» **PROBLEM**
Find the string "Laboratory" in the entries and copy each line that has it.

» **PROVIDED INFORMATION**
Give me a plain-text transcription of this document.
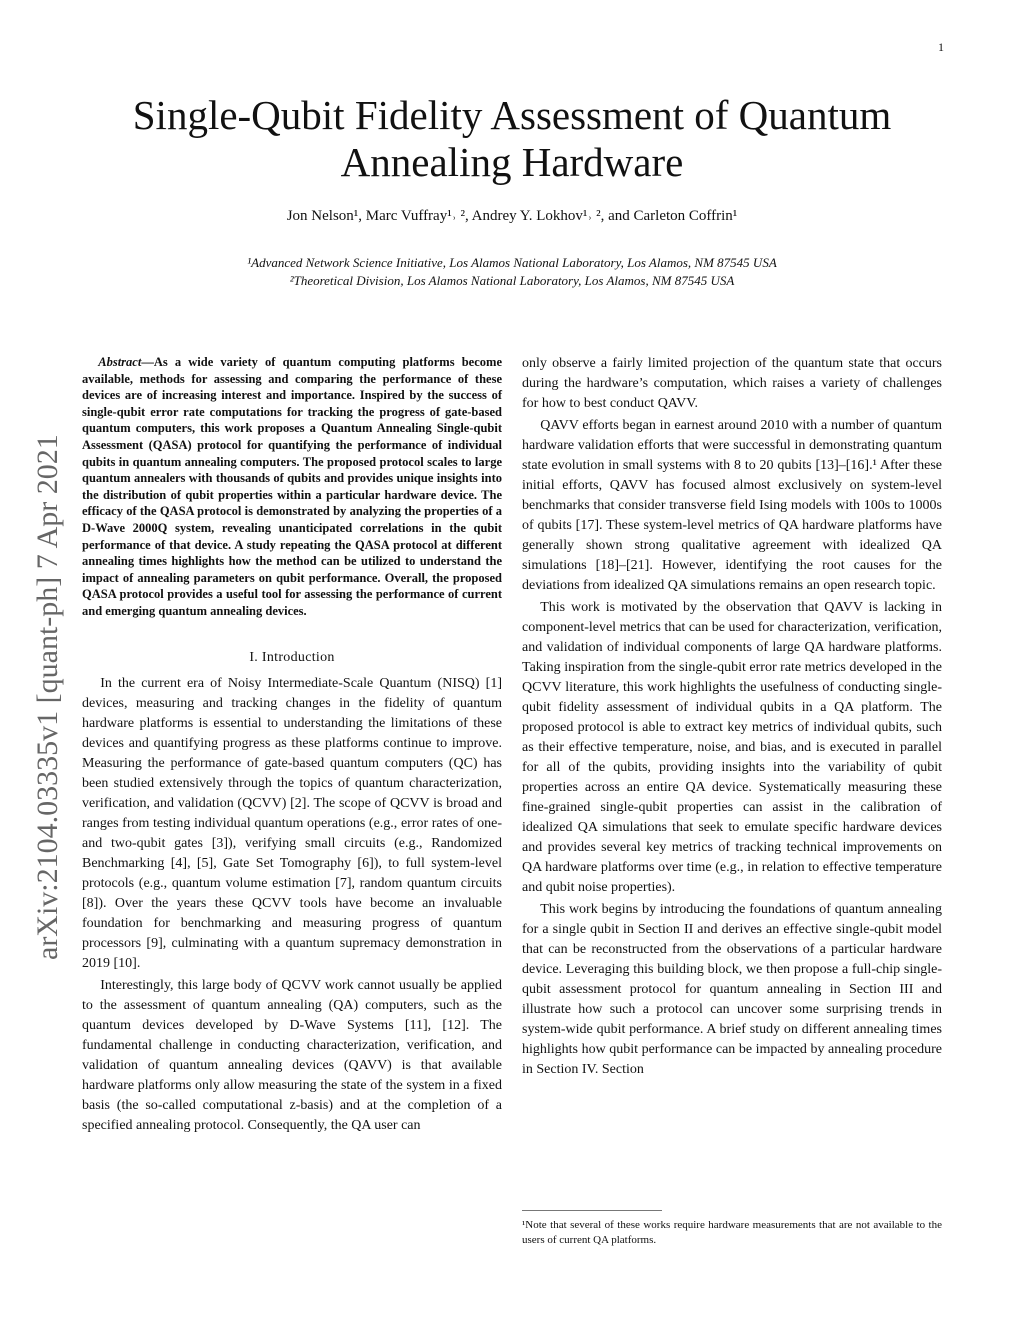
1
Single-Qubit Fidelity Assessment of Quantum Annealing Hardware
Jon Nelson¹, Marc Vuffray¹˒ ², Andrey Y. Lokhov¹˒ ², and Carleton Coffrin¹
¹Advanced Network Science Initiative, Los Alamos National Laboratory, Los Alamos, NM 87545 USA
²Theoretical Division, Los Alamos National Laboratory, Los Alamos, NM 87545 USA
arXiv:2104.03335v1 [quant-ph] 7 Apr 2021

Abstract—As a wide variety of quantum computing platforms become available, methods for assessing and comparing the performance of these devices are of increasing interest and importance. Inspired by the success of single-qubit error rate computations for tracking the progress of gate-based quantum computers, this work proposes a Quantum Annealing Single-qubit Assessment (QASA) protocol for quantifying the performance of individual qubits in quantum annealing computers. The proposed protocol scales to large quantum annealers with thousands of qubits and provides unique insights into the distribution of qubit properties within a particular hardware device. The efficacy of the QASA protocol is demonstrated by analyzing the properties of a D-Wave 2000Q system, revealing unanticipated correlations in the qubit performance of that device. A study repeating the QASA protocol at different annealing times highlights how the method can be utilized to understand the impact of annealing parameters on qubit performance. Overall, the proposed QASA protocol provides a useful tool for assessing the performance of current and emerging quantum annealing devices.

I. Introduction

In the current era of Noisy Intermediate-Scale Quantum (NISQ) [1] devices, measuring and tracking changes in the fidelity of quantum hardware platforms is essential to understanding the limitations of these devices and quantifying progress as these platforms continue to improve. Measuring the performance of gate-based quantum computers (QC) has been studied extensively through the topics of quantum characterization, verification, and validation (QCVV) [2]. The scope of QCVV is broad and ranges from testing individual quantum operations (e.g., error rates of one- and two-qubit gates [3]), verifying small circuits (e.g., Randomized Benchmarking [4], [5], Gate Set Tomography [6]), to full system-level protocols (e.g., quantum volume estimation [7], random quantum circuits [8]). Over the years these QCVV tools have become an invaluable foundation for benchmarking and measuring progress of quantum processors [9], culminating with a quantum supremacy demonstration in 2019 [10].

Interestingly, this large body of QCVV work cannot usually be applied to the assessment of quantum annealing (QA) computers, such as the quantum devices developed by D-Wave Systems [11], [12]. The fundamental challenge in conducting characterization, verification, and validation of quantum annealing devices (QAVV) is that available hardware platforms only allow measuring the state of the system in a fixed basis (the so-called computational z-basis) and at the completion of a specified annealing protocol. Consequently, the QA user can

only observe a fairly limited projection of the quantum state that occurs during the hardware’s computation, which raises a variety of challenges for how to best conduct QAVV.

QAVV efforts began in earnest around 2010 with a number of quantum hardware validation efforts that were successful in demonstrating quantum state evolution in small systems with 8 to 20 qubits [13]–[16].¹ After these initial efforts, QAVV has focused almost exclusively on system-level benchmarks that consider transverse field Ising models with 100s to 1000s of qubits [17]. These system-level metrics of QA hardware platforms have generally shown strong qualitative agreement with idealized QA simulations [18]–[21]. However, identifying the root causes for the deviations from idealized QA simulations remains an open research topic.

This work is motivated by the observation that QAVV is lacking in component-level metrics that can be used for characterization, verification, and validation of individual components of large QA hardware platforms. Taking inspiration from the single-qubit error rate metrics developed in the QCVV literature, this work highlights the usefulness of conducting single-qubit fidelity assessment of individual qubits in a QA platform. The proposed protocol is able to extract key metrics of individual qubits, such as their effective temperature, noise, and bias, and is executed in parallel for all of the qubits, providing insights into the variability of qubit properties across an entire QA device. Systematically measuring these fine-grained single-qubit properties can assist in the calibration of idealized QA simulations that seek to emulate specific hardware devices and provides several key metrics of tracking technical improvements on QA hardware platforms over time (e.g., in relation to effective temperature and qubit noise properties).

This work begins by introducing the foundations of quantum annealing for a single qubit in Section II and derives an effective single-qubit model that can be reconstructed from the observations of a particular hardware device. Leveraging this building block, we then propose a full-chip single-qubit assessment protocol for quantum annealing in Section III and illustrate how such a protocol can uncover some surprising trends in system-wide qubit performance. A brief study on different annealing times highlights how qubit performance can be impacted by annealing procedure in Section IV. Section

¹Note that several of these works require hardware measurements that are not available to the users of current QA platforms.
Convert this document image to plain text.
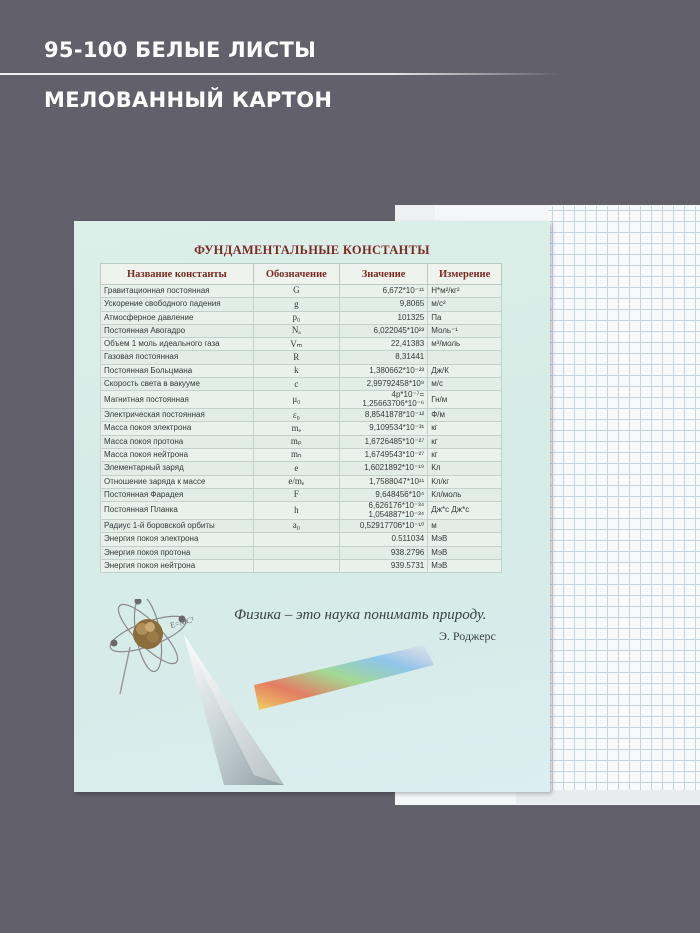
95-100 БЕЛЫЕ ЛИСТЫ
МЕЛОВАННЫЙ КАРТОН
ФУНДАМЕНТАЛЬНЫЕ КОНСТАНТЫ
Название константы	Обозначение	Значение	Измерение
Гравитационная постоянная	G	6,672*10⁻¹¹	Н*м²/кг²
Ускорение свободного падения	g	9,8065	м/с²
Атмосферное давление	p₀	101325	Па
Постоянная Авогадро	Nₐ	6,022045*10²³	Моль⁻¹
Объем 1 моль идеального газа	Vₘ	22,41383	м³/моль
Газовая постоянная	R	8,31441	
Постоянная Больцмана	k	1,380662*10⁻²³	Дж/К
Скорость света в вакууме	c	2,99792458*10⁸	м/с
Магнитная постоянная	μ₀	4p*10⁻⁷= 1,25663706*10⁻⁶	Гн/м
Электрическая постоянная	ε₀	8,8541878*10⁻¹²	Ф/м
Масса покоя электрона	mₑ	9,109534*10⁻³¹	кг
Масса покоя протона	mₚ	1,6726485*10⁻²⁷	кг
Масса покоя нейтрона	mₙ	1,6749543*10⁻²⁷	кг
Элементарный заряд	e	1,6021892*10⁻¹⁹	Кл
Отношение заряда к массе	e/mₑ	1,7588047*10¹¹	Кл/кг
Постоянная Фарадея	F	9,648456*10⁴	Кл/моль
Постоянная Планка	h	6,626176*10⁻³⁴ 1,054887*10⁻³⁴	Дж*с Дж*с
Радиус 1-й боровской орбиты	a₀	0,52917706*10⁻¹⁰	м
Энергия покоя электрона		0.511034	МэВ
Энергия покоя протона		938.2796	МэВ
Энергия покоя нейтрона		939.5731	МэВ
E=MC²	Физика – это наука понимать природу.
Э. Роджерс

» **EXPECTED ANSWER**
¹Advanced Network Science Initiative, Los Alamos National Laboratory, Los Alamos, NM 87545 USA
²Theoretical Division, Los Alamos National Laboratory, Los Alamos, NM 87545 USA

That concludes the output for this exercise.